## Begin

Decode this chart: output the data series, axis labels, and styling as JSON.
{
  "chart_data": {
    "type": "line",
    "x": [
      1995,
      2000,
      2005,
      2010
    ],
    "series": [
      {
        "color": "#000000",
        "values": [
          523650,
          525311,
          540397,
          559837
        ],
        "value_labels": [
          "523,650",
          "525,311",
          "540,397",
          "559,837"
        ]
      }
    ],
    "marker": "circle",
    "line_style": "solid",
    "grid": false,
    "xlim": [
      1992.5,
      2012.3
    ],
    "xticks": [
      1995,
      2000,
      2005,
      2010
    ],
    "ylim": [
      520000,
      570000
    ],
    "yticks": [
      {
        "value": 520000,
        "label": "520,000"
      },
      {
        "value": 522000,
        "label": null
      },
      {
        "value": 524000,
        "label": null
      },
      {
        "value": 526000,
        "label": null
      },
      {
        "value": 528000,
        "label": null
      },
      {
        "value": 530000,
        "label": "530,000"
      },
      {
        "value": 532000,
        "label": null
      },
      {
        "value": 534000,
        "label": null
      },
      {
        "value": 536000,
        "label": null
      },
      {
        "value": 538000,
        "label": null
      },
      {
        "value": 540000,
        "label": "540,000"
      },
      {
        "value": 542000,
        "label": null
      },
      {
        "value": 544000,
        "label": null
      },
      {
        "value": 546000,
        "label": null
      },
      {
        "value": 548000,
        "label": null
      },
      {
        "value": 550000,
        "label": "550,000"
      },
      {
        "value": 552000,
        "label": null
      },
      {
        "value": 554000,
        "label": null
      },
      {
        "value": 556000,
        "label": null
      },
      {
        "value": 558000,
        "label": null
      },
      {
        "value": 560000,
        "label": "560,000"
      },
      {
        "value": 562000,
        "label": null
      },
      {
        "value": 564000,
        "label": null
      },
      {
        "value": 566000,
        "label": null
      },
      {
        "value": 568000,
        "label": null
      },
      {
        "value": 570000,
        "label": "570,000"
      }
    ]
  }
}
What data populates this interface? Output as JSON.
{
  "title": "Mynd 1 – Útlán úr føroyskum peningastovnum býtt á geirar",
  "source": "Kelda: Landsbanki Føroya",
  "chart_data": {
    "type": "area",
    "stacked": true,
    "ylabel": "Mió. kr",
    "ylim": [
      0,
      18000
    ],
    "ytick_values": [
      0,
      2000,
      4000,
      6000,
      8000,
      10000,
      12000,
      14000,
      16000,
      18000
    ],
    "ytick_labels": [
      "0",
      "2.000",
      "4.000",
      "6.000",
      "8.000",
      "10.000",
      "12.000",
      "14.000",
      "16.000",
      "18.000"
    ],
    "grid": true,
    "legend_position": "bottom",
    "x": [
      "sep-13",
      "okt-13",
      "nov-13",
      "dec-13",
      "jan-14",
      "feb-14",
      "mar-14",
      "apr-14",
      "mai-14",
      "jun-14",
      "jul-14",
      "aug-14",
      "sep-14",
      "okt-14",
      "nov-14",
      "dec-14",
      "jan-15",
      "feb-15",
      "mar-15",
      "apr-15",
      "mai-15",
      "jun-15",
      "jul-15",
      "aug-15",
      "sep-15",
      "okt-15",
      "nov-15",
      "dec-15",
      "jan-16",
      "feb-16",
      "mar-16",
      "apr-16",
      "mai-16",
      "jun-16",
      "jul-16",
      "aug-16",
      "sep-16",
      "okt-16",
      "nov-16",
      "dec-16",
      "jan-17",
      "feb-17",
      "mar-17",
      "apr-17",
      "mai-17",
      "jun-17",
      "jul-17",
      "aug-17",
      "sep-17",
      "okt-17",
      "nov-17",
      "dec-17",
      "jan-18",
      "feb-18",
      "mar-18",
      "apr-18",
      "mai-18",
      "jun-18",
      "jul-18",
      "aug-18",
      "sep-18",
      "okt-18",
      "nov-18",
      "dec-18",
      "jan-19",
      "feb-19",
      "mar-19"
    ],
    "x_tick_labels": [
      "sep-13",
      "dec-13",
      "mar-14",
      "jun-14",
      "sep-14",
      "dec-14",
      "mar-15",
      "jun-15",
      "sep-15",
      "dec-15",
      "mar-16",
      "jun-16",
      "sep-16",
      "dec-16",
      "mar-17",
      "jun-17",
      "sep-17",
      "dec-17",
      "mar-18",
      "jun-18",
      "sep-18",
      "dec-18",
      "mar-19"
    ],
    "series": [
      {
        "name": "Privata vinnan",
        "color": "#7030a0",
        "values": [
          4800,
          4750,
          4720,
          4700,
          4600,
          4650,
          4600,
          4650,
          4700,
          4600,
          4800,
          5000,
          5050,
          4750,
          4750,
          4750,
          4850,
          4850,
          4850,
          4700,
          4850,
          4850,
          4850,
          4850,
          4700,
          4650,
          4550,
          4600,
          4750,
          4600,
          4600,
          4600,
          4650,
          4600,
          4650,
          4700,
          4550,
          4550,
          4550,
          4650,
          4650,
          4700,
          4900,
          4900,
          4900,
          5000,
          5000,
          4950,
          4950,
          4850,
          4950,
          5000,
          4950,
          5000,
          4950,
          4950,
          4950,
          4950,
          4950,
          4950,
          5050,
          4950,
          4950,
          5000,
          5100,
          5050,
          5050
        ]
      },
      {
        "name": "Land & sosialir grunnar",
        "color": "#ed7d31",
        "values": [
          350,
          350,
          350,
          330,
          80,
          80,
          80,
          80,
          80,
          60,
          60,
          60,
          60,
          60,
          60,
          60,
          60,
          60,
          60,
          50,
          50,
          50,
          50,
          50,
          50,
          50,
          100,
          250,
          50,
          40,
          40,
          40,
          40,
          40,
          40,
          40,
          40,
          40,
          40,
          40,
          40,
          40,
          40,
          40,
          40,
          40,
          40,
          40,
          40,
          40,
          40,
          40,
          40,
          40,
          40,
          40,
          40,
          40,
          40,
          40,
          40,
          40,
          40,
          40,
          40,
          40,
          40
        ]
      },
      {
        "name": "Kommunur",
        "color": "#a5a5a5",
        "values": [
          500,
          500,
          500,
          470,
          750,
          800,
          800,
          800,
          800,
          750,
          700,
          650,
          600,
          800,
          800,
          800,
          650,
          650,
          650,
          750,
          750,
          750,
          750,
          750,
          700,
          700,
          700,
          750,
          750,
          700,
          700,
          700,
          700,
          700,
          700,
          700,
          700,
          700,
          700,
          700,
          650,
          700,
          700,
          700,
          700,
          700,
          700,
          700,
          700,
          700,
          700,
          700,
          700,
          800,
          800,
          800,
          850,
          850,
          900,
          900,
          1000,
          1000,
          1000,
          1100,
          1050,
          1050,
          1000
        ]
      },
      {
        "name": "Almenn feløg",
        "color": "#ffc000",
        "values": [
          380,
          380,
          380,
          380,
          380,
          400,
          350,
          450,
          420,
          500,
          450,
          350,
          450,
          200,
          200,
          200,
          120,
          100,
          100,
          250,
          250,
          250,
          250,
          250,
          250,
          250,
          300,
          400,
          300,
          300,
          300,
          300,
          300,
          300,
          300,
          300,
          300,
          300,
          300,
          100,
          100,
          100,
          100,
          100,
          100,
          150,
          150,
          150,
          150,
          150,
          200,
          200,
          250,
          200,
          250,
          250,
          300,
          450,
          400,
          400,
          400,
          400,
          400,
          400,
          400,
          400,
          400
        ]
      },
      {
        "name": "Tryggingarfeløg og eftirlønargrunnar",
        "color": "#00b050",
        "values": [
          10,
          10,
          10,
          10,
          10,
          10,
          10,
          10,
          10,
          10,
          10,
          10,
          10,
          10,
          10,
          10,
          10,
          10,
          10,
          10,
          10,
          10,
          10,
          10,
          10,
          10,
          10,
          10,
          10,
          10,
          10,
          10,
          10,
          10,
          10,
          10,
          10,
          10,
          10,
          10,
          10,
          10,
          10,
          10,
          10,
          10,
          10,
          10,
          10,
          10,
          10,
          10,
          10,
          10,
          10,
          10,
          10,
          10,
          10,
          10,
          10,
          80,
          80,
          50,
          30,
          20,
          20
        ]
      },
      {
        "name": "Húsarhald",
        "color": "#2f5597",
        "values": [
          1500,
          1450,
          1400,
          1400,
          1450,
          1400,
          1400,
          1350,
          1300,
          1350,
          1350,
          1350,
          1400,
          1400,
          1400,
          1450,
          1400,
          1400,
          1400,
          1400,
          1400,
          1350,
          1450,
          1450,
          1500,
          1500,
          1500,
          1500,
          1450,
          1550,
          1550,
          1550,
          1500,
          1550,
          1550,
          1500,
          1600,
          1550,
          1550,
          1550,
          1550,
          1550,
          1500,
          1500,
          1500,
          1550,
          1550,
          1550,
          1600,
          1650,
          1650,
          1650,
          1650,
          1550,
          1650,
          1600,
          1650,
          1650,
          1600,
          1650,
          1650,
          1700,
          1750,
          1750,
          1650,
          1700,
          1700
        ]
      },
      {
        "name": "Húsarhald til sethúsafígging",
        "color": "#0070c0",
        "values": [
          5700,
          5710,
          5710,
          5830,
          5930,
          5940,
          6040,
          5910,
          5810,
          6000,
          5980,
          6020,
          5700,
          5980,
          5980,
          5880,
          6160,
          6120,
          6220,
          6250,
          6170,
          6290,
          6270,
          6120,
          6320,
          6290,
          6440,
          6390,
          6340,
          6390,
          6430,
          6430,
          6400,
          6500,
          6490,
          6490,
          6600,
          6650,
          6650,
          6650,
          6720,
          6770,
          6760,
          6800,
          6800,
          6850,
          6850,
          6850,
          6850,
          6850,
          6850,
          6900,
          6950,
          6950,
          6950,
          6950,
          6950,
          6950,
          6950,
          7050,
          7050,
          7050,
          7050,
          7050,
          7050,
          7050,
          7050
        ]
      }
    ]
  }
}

## End

> [Set exercise] Copy all lines from the entries that contain the word "JSON".

> [Task answer]
Decode this chart: output the data series, axis labels, and styling as JSON.
What data populates this interface? Output as JSON.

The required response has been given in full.